— Begin DATASET RECORDS —

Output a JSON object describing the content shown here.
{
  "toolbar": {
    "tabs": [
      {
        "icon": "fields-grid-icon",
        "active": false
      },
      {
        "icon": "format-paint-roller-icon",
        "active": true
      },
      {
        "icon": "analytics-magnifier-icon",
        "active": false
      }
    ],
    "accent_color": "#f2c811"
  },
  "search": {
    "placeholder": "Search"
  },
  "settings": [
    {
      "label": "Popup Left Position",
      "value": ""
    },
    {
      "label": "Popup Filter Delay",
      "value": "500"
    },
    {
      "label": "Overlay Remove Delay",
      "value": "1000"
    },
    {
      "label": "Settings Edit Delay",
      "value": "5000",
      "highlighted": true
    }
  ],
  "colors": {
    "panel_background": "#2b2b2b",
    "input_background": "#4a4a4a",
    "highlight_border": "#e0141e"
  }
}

— End DATASET RECORDS —

■ **TO BE DONE**: Write out the material from the first line to the last, exactly.

■ **OUTPUT OF THE EXERCISE**:
Output a JSON object describing the content shown here.
{
  "toolbar": {
    "tabs": [
      {
        "icon": "fields-grid-icon",
        "active": false
      },
      {
        "icon": "format-paint-roller-icon",
        "active": true
      },
      {
        "icon": "analytics-magnifier-icon",
        "active": false
      }
    ],
    "accent_color": "#f2c811"
  },
  "search": {
    "placeholder": "Search"
  },
  "settings": [
    {
      "label": "Popup Left Position",
      "value": ""
    },
    {
      "label": "Popup Filter Delay",
      "value": "500"
    },
    {
      "label": "Overlay Remove Delay",
      "value": "1000"
    },
    {
      "label": "Settings Edit Delay",
      "value": "5000",
      "highlighted": true
    }
  ],
  "colors": {
    "panel_background": "#2b2b2b",
    "input_background": "#4a4a4a",
    "highlight_border": "#e0141e"
  }
}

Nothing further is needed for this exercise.